Recorded data
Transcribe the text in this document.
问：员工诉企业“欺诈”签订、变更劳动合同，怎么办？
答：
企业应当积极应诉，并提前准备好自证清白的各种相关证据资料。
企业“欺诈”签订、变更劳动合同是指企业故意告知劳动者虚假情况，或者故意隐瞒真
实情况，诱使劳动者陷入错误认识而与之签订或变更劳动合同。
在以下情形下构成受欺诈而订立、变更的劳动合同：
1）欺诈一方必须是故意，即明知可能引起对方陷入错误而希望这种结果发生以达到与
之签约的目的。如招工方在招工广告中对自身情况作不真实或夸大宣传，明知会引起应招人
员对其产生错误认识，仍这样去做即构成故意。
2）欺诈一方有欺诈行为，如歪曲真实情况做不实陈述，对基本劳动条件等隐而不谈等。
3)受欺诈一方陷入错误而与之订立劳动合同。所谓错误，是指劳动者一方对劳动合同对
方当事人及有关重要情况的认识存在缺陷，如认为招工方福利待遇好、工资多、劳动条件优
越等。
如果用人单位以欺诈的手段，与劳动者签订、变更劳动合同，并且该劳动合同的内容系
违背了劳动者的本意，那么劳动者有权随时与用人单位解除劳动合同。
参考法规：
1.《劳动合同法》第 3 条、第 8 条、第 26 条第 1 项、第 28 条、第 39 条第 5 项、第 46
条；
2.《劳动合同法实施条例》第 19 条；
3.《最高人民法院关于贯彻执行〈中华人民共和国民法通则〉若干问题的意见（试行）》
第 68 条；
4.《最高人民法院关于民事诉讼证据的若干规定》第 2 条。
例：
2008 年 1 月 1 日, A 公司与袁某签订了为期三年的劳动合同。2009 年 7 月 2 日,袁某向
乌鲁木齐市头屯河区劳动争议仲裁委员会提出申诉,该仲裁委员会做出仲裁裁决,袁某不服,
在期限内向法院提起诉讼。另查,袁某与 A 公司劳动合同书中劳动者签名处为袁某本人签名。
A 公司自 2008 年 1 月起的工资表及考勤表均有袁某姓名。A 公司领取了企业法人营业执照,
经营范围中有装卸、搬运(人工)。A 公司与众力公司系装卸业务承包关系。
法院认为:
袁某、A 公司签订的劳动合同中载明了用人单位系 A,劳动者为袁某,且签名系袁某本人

...

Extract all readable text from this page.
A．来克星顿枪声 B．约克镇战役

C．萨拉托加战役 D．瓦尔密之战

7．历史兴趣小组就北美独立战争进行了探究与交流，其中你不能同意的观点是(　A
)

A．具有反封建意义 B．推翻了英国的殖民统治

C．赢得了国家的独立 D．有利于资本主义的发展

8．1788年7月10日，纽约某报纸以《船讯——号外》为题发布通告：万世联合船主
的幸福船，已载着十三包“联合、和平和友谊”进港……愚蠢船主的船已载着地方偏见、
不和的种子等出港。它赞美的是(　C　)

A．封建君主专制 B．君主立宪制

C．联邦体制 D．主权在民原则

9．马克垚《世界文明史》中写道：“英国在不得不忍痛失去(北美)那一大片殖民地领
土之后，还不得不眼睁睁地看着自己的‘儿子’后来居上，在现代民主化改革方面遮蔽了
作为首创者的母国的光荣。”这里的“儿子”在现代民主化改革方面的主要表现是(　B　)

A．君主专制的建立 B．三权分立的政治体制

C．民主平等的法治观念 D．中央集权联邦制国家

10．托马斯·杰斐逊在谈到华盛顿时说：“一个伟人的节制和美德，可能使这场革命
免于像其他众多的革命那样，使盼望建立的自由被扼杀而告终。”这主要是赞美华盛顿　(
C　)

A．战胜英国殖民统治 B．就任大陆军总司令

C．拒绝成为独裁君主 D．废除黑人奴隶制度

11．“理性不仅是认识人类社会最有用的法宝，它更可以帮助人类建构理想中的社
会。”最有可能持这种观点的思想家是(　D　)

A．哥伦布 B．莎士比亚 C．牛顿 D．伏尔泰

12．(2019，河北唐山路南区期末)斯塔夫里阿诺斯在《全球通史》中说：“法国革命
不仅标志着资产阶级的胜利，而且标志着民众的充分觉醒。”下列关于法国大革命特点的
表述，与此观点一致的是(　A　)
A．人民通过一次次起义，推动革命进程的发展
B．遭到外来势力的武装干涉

### Problem to solve
Look through the entries above; copy each line where the string "this" appears.

### Answer
Transcribe the text in this document.
Extract all readable text from this page.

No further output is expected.